**Directions**
Count the lines in the listing below that contain the string "site", matching case exactly, and reply with only that number.

Layout coordinate data:
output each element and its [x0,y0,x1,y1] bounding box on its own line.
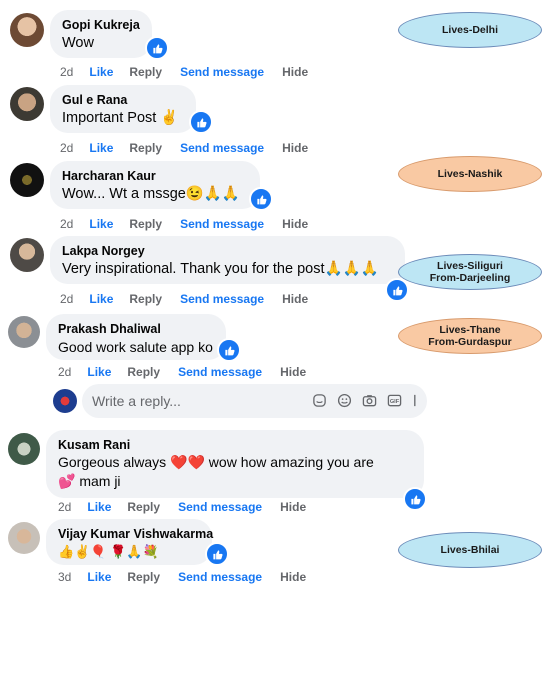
reply-button[interactable]: Reply [129,217,162,231]
avatar[interactable] [8,522,40,554]
hide-button[interactable]: Hide [280,365,306,379]
comment-text: Wow... Wt a mssge😉🙏🙏 [62,186,240,202]
comment-bubble: Lakpa Norgey Very inspirational. Thank y… [50,236,405,284]
avatar[interactable] [8,316,40,348]
reply-toolbar: GIF [311,392,427,408]
commenter-name[interactable]: Gul e Rana [62,92,184,108]
reply-button[interactable]: Reply [127,570,160,584]
reply-button[interactable]: Reply [129,141,162,155]
comment-actions: 3d Like Reply Send message Hide [58,570,306,584]
commenter-name[interactable]: Vijay Kumar Vishwakarma [58,526,213,542]
location-tag: Lives-Delhi [398,12,542,48]
location-tag: Lives-Siliguri From-Darjeeling [398,254,542,290]
send-message-button[interactable]: Send message [180,141,264,155]
send-message-button[interactable]: Send message [180,217,264,231]
reply-button[interactable]: Reply [127,500,160,514]
comment-bubble: Gul e Rana Important Post ✌ [50,85,196,133]
more-icon[interactable] [411,392,427,408]
comment-actions: 2d Like Reply Send message Hide [60,292,308,306]
like-reaction-icon[interactable] [385,278,409,302]
timestamp[interactable]: 3d [58,570,71,584]
timestamp[interactable]: 2d [58,365,71,379]
tag-line: Lives-Thane [439,324,501,336]
avatar[interactable] [10,163,44,197]
hide-button[interactable]: Hide [280,570,306,584]
comment-bubble: Kusam Rani Gorgeous always ❤️❤️ wow how … [46,430,424,498]
tag-line: Lives-Siliguri [437,260,503,272]
comment-text: Good work salute app ko [58,339,213,355]
like-button[interactable]: Like [87,570,111,584]
reply-button[interactable]: Reply [129,65,162,79]
like-reaction-icon[interactable] [189,110,213,134]
location-tag: Lives-Nashik [398,156,542,192]
like-reaction-icon[interactable] [217,338,241,362]
tag-line: Lives-Bhilai [440,544,500,556]
commenter-name[interactable]: Kusam Rani [58,437,412,453]
hide-button[interactable]: Hide [282,292,308,306]
commenter-name[interactable]: Gopi Kukreja [62,17,140,33]
reply-button[interactable]: Reply [127,365,160,379]
gif-icon[interactable]: GIF [386,392,402,408]
comment-actions: 2d Like Reply Send message Hide [58,500,306,514]
timestamp[interactable]: 2d [60,141,73,155]
comment-bubble: Gopi Kukreja Wow [50,10,152,58]
commenter-name[interactable]: Harcharan Kaur [62,168,248,184]
comment-actions: 2d Like Reply Send message Hide [60,217,308,231]
send-message-button[interactable]: Send message [178,500,262,514]
comment-actions: 2d Like Reply Send message Hide [58,365,306,379]
timestamp[interactable]: 2d [60,65,73,79]
reply-button[interactable]: Reply [129,292,162,306]
reply-placeholder: Write a reply... [92,393,181,409]
current-user-avatar [53,389,77,413]
hide-button[interactable]: Hide [280,500,306,514]
svg-text:GIF: GIF [389,398,399,404]
tag-line: Lives-Delhi [441,24,499,36]
send-message-button[interactable]: Send message [180,65,264,79]
like-button[interactable]: Like [89,65,113,79]
comment-actions: 2d Like Reply Send message Hide [60,141,308,155]
tag-line: From-Gurdaspur [428,336,512,348]
like-button[interactable]: Like [89,141,113,155]
like-reaction-icon[interactable] [249,187,273,211]
location-tag: Lives-Bhilai [398,532,542,568]
timestamp[interactable]: 2d [58,500,71,514]
like-button[interactable]: Like [87,500,111,514]
tag-line: Lives-Nashik [437,168,503,180]
send-message-button[interactable]: Send message [178,365,262,379]
sticker-icon[interactable] [311,392,327,408]
comment-bubble: Harcharan Kaur Wow... Wt a mssge😉🙏🙏 [50,161,260,209]
comment-text: 👍✌🎈 🌹🙏💐 [58,544,159,559]
camera-icon[interactable] [361,392,377,408]
tag-line: From-Darjeeling [429,272,511,284]
avatar[interactable] [8,433,40,465]
avatar[interactable] [10,13,44,47]
like-reaction-icon[interactable] [205,542,229,566]
like-reaction-icon[interactable] [403,487,427,511]
like-button[interactable]: Like [89,292,113,306]
timestamp[interactable]: 2d [60,292,73,306]
hide-button[interactable]: Hide [282,141,308,155]
like-reaction-icon[interactable] [145,36,169,60]
send-message-button[interactable]: Send message [180,292,264,306]
comment-bubble: Vijay Kumar Vishwakarma 👍✌🎈 🌹🙏💐 [46,519,213,565]
hide-button[interactable]: Hide [282,217,308,231]
comment-bubble: Prakash Dhaliwal Good work salute app ko [46,314,226,360]
emoji-icon[interactable] [336,392,352,408]
comment-text: Important Post ✌ [62,110,179,126]
comment-actions: 2d Like Reply Send message Hide [60,65,308,79]
comment-text: Very inspirational. Thank you for the po… [62,261,379,277]
like-button[interactable]: Like [87,365,111,379]
location-tag: Lives-Thane From-Gurdaspur [398,318,542,354]
comment-text: Gorgeous always ❤️❤️ wow how amazing you… [58,454,374,489]
comment-text: Wow [62,35,94,51]
send-message-button[interactable]: Send message [178,570,262,584]
reply-input[interactable]: Write a reply... GIF [82,384,427,418]
commenter-name[interactable]: Lakpa Norgey [62,243,393,259]
avatar[interactable] [10,238,44,272]
like-button[interactable]: Like [89,217,113,231]
timestamp[interactable]: 2d [60,217,73,231]
hide-button[interactable]: Hide [282,65,308,79]
commenter-name[interactable]: Prakash Dhaliwal [58,321,214,337]
avatar[interactable] [10,87,44,121]
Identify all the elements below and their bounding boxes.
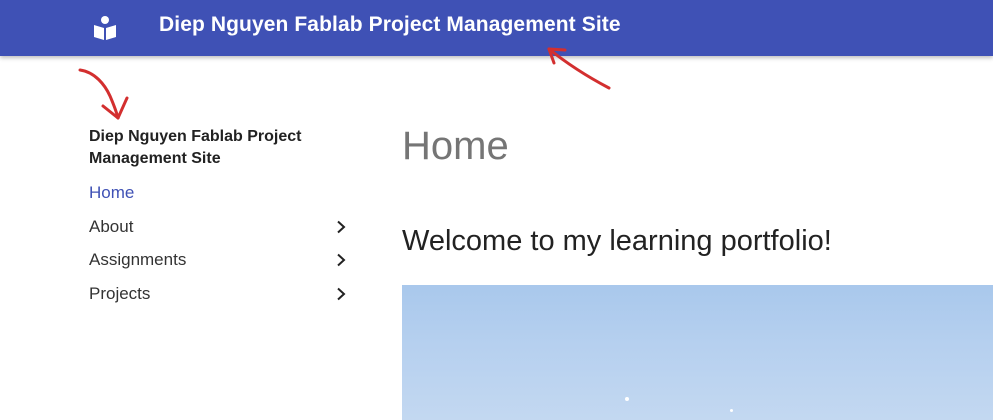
sidebar-item-about[interactable]: About [89, 217, 351, 251]
hero-image-detail [730, 409, 733, 412]
chevron-right-icon[interactable] [335, 220, 347, 234]
sidebar-item-label: Projects [89, 283, 151, 303]
sidebar-item-home[interactable]: Home [89, 183, 351, 217]
hero-image [402, 285, 993, 420]
arrow-to-sidebar-title [78, 68, 129, 120]
sidebar-item-assignments[interactable]: Assignments [89, 250, 351, 284]
page-title: Home [402, 124, 509, 168]
sidebar-item-label: Assignments [89, 250, 187, 269]
chevron-right-icon[interactable] [335, 287, 347, 301]
sidebar-item-label: About [89, 216, 134, 236]
welcome-heading: Welcome to my learning portfolio! [402, 225, 832, 257]
hero-image-detail [625, 397, 629, 401]
sidebar: Diep Nguyen Fablab Project Management Si… [89, 126, 351, 333]
site-header: Diep Nguyen Fablab Project Management Si… [0, 0, 993, 56]
chevron-right-icon[interactable] [335, 253, 347, 267]
sidebar-site-title: Diep Nguyen Fablab Project Management Si… [89, 128, 302, 167]
sidebar-nav: Home About Assignments Projects [89, 183, 351, 317]
header-site-title[interactable]: Diep Nguyen Fablab Project Management Si… [159, 13, 621, 37]
sidebar-item-projects[interactable]: Projects [89, 284, 351, 318]
sidebar-item-label: Home [89, 183, 135, 202]
book-reader-icon[interactable] [92, 15, 118, 41]
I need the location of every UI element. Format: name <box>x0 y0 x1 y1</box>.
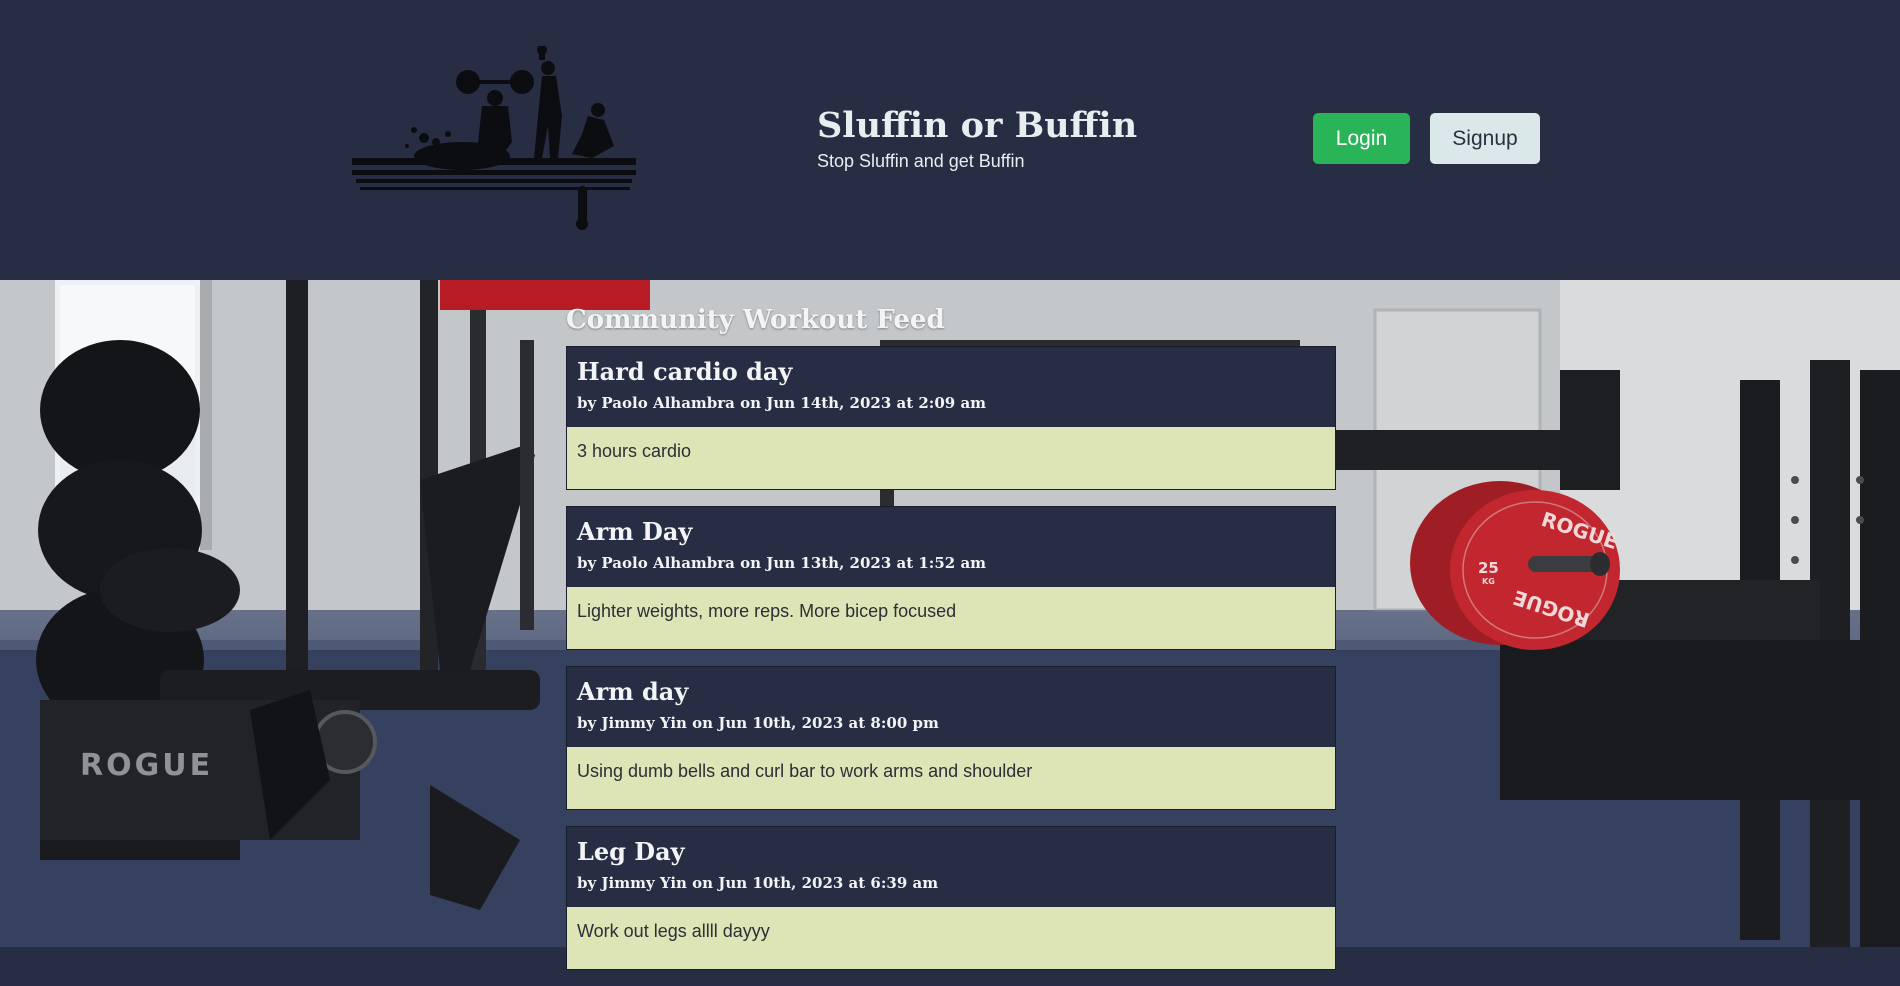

**Response to this exercise**
3